Objective ->
Tally every line of the listing below that holds "扬帆起航正当时", then give the tally alone.

Material for this exercise ->
>>>

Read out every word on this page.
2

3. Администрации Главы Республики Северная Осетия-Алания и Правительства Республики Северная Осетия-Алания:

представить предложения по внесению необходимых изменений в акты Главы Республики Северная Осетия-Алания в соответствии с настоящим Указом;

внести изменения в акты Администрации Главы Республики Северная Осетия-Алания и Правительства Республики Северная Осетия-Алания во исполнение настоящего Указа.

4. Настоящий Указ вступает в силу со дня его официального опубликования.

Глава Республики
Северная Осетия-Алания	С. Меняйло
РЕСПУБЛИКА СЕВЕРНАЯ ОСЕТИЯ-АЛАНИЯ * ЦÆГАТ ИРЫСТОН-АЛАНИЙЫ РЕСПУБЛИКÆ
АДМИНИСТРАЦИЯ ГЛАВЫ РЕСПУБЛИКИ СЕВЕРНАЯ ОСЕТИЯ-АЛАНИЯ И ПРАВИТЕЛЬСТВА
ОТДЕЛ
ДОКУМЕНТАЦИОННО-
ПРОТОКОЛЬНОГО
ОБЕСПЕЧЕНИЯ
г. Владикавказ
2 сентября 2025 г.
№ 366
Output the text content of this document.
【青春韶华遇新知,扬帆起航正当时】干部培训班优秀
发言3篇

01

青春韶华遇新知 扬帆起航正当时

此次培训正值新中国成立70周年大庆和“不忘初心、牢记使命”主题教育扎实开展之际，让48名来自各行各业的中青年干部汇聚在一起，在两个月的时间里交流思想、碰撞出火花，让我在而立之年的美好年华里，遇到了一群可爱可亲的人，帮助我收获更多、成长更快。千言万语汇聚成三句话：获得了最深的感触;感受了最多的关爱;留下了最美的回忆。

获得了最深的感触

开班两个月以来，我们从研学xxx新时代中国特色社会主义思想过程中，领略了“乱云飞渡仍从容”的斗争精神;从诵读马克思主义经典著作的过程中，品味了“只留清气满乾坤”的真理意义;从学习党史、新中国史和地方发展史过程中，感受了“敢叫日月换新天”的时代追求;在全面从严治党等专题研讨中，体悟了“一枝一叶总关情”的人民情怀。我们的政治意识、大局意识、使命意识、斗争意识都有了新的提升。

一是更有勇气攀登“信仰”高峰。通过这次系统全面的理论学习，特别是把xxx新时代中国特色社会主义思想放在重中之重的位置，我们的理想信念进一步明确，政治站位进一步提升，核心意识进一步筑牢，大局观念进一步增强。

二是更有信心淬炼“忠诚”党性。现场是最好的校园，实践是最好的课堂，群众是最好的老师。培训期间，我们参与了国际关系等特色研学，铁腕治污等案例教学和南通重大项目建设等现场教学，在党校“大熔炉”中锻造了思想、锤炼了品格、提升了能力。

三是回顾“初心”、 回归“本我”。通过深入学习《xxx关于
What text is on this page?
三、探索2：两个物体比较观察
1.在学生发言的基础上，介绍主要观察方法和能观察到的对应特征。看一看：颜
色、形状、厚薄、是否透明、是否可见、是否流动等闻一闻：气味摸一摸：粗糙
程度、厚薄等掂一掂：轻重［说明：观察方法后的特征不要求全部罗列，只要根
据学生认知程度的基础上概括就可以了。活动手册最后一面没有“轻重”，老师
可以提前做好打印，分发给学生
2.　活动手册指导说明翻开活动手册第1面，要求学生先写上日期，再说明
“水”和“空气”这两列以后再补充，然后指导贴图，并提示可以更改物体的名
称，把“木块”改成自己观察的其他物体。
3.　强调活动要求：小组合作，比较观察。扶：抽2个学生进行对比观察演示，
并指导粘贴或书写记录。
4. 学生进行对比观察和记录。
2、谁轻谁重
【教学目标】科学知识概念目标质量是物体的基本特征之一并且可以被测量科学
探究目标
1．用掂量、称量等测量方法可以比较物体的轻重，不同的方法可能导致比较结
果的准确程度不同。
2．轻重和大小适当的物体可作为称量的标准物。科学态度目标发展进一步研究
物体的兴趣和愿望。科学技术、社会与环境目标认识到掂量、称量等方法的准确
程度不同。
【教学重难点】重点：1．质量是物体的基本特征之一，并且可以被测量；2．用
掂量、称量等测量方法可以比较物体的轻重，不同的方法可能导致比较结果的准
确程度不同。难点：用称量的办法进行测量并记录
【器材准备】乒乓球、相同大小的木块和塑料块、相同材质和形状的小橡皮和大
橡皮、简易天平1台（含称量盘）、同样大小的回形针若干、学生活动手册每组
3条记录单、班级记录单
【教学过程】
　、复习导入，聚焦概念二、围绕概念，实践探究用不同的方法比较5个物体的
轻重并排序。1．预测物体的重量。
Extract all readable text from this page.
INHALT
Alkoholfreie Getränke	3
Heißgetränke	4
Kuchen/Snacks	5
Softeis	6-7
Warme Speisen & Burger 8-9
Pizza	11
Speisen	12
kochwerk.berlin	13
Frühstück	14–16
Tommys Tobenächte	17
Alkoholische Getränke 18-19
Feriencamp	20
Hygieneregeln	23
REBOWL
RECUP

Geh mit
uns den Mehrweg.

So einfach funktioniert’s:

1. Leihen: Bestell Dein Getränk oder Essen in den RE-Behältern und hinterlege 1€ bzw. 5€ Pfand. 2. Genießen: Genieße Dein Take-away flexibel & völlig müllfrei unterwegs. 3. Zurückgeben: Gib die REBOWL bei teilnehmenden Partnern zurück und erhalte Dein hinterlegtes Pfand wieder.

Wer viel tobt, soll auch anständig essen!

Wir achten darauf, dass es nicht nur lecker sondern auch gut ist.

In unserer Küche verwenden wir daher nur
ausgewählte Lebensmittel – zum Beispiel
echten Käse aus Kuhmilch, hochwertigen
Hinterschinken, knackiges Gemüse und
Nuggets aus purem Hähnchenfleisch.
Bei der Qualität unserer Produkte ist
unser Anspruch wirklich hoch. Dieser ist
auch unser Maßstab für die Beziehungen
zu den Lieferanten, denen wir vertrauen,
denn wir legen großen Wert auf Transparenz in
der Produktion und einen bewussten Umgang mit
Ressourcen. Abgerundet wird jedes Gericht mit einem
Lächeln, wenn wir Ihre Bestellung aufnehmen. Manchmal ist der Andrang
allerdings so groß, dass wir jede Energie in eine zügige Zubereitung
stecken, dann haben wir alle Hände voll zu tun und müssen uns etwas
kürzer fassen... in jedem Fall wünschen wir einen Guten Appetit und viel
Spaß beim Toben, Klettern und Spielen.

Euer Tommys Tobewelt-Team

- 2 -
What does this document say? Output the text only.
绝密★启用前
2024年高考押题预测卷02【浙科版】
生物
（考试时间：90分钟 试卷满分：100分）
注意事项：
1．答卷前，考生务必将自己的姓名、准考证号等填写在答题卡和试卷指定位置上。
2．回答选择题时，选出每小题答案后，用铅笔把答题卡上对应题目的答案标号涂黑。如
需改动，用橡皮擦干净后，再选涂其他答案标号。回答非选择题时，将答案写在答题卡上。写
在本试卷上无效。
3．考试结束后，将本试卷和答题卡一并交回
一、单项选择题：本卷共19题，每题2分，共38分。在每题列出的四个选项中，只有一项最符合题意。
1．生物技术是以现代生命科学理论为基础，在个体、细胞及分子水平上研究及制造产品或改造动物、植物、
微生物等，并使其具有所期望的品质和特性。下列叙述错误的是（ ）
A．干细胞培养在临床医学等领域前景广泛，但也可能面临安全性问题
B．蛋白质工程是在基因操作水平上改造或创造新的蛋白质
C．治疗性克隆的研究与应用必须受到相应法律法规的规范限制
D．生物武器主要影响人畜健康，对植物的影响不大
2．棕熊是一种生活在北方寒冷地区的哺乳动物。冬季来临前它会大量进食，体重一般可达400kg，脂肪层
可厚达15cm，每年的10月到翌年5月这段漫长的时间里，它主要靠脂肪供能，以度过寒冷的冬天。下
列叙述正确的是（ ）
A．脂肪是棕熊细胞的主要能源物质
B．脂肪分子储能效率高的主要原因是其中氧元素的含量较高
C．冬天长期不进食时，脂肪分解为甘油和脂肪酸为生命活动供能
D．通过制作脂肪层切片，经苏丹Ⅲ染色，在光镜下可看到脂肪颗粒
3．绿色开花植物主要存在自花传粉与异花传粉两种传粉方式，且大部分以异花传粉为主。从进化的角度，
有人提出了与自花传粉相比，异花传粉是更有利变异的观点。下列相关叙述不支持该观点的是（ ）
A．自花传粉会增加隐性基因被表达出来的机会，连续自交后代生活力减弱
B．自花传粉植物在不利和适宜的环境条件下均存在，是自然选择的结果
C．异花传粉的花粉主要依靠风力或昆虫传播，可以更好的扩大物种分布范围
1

<<<

Output of the exercise ->
2